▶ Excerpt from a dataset
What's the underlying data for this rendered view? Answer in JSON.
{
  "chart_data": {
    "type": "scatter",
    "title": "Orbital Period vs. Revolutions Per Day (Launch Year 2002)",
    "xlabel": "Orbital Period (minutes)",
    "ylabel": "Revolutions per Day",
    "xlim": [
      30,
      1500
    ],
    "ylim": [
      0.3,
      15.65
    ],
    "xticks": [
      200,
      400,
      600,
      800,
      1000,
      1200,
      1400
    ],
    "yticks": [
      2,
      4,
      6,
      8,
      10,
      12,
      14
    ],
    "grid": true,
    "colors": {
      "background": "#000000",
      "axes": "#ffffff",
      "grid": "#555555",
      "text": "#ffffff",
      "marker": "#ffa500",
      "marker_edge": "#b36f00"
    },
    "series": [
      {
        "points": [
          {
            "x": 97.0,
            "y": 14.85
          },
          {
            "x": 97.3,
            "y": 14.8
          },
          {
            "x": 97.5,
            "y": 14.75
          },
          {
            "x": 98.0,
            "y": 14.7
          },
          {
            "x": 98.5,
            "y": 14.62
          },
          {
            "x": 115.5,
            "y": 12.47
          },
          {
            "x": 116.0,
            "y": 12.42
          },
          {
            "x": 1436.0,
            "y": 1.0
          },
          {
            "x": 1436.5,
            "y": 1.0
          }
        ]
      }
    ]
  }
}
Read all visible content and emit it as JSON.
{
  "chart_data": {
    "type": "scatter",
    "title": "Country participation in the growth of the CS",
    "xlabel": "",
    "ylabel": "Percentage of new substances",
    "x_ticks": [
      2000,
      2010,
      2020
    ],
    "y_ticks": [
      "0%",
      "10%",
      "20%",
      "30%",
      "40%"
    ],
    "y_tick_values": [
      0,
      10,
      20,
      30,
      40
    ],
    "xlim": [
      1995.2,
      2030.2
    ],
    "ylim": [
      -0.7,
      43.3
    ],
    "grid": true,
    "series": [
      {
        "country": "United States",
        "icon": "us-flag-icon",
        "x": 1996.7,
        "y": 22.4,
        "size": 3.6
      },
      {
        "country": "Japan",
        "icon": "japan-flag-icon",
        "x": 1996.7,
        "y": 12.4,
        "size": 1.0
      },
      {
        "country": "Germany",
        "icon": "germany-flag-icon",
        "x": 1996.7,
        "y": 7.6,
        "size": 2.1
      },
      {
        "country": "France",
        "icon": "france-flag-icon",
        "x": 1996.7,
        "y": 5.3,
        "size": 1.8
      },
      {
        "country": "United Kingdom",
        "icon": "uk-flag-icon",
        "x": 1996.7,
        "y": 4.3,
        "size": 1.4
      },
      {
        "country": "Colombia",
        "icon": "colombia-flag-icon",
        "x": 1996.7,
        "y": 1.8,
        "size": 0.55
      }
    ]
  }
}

▶ EXERCISE OBJECTIVE
Every entry should be output exactly as written, please.

▶ COMPLETED TASK
What's the underlying data for this rendered view? Answer in JSON.
{
  "chart_data": {
    "type": "scatter",
    "title": "Orbital Period vs. Revolutions Per Day (Launch Year 2002)",
    "xlabel": "Orbital Period (minutes)",
    "ylabel": "Revolutions per Day",
    "xlim": [
      30,
      1500
    ],
    "ylim": [
      0.3,
      15.65
    ],
    "xticks": [
      200,
      400,
      600,
      800,
      1000,
      1200,
      1400
    ],
    "yticks": [
      2,
      4,
      6,
      8,
      10,
      12,
      14
    ],
    "grid": true,
    "colors": {
      "background": "#000000",
      "axes": "#ffffff",
      "grid": "#555555",
      "text": "#ffffff",
      "marker": "#ffa500",
      "marker_edge": "#b36f00"
    },
    "series": [
      {
        "points": [
          {
            "x": 97.0,
            "y": 14.85
          },
          {
            "x": 97.3,
            "y": 14.8
          },
          {
            "x": 97.5,
            "y": 14.75
          },
          {
            "x": 98.0,
            "y": 14.7
          },
          {
            "x": 98.5,
            "y": 14.62
          },
          {
            "x": 115.5,
            "y": 12.47
          },
          {
            "x": 116.0,
            "y": 12.42
          },
          {
            "x": 1436.0,
            "y": 1.0
          },
          {
            "x": 1436.5,
            "y": 1.0
          }
        ]
      }
    ]
  }
}
Read all visible content and emit it as JSON.
{
  "chart_data": {
    "type": "scatter",
    "title": "Country participation in the growth of the CS",
    "xlabel": "",
    "ylabel": "Percentage of new substances",
    "x_ticks": [
      2000,
      2010,
      2020
    ],
    "y_ticks": [
      "0%",
      "10%",
      "20%",
      "30%",
      "40%"
    ],
    "y_tick_values": [
      0,
      10,
      20,
      30,
      40
    ],
    "xlim": [
      1995.2,
      2030.2
    ],
    "ylim": [
      -0.7,
      43.3
    ],
    "grid": true,
    "series": [
      {
        "country": "United States",
        "icon": "us-flag-icon",
        "x": 1996.7,
        "y": 22.4,
        "size": 3.6
      },
      {
        "country": "Japan",
        "icon": "japan-flag-icon",
        "x": 1996.7,
        "y": 12.4,
        "size": 1.0
      },
      {
        "country": "Germany",
        "icon": "germany-flag-icon",
        "x": 1996.7,
        "y": 7.6,
        "size": 2.1
      },
      {
        "country": "France",
        "icon": "france-flag-icon",
        "x": 1996.7,
        "y": 5.3,
        "size": 1.8
      },
      {
        "country": "United Kingdom",
        "icon": "uk-flag-icon",
        "x": 1996.7,
        "y": 4.3,
        "size": 1.4
      },
      {
        "country": "Colombia",
        "icon": "colombia-flag-icon",
        "x": 1996.7,
        "y": 1.8,
        "size": 0.55
      }
    ]
  }
}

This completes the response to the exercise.